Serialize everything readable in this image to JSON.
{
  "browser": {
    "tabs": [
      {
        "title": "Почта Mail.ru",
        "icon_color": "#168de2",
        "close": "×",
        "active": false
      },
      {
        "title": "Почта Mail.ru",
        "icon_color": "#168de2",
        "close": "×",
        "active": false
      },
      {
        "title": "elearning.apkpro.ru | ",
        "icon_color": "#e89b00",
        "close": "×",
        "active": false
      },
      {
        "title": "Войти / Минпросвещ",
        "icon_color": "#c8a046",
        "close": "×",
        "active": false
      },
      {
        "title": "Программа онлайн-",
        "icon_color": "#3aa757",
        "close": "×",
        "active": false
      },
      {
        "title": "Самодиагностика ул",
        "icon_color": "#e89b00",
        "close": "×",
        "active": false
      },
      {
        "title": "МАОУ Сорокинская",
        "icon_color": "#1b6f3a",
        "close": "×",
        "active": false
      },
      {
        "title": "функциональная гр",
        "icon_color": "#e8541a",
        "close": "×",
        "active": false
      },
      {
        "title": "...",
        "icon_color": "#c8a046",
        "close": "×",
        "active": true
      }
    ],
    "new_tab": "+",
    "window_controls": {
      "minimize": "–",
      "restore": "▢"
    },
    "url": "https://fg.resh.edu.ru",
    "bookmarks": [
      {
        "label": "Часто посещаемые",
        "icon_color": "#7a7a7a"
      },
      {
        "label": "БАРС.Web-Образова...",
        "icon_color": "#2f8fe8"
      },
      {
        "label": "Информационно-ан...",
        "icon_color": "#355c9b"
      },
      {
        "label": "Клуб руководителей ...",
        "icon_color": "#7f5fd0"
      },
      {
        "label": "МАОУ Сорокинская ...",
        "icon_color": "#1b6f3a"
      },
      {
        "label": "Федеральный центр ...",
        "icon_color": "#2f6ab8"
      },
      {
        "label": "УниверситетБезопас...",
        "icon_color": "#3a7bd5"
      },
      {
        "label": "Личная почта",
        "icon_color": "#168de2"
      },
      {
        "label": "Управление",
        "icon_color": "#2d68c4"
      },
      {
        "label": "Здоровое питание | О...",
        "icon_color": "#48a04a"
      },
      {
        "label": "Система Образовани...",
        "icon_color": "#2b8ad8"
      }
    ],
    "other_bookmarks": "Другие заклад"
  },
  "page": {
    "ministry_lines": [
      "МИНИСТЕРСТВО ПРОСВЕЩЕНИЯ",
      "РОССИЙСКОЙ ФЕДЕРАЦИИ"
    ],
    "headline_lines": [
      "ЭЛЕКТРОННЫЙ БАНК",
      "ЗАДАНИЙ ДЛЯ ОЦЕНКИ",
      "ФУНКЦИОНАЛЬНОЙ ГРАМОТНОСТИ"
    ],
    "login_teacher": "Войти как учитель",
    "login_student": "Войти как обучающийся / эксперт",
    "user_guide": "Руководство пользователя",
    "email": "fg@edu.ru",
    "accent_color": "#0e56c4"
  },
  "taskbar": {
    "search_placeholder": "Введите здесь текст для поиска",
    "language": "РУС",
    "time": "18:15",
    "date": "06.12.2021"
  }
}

- Stated task -
Print back all the lines verbatim.

- Answer below -
Serialize everything readable in this image to JSON.
{
  "browser": {
    "tabs": [
      {
        "title": "Почта Mail.ru",
        "icon_color": "#168de2",
        "close": "×",
        "active": false
      },
      {
        "title": "Почта Mail.ru",
        "icon_color": "#168de2",
        "close": "×",
        "active": false
      },
      {
        "title": "elearning.apkpro.ru | ",
        "icon_color": "#e89b00",
        "close": "×",
        "active": false
      },
      {
        "title": "Войти / Минпросвещ",
        "icon_color": "#c8a046",
        "close": "×",
        "active": false
      },
      {
        "title": "Программа онлайн-",
        "icon_color": "#3aa757",
        "close": "×",
        "active": false
      },
      {
        "title": "Самодиагностика ул",
        "icon_color": "#e89b00",
        "close": "×",
        "active": false
      },
      {
        "title": "МАОУ Сорокинская",
        "icon_color": "#1b6f3a",
        "close": "×",
        "active": false
      },
      {
        "title": "функциональная гр",
        "icon_color": "#e8541a",
        "close": "×",
        "active": false
      },
      {
        "title": "...",
        "icon_color": "#c8a046",
        "close": "×",
        "active": true
      }
    ],
    "new_tab": "+",
    "window_controls": {
      "minimize": "–",
      "restore": "▢"
    },
    "url": "https://fg.resh.edu.ru",
    "bookmarks": [
      {
        "label": "Часто посещаемые",
        "icon_color": "#7a7a7a"
      },
      {
        "label": "БАРС.Web-Образова...",
        "icon_color": "#2f8fe8"
      },
      {
        "label": "Информационно-ан...",
        "icon_color": "#355c9b"
      },
      {
        "label": "Клуб руководителей ...",
        "icon_color": "#7f5fd0"
      },
      {
        "label": "МАОУ Сорокинская ...",
        "icon_color": "#1b6f3a"
      },
      {
        "label": "Федеральный центр ...",
        "icon_color": "#2f6ab8"
      },
      {
        "label": "УниверситетБезопас...",
        "icon_color": "#3a7bd5"
      },
      {
        "label": "Личная почта",
        "icon_color": "#168de2"
      },
      {
        "label": "Управление",
        "icon_color": "#2d68c4"
      },
      {
        "label": "Здоровое питание | О...",
        "icon_color": "#48a04a"
      },
      {
        "label": "Система Образовани...",
        "icon_color": "#2b8ad8"
      }
    ],
    "other_bookmarks": "Другие заклад"
  },
  "page": {
    "ministry_lines": [
      "МИНИСТЕРСТВО ПРОСВЕЩЕНИЯ",
      "РОССИЙСКОЙ ФЕДЕРАЦИИ"
    ],
    "headline_lines": [
      "ЭЛЕКТРОННЫЙ БАНК",
      "ЗАДАНИЙ ДЛЯ ОЦЕНКИ",
      "ФУНКЦИОНАЛЬНОЙ ГРАМОТНОСТИ"
    ],
    "login_teacher": "Войти как учитель",
    "login_student": "Войти как обучающийся / эксперт",
    "user_guide": "Руководство пользователя",
    "email": "fg@edu.ru",
    "accent_color": "#0e56c4"
  },
  "taskbar": {
    "search_placeholder": "Введите здесь текст для поиска",
    "language": "РУС",
    "time": "18:15",
    "date": "06.12.2021"
  }
}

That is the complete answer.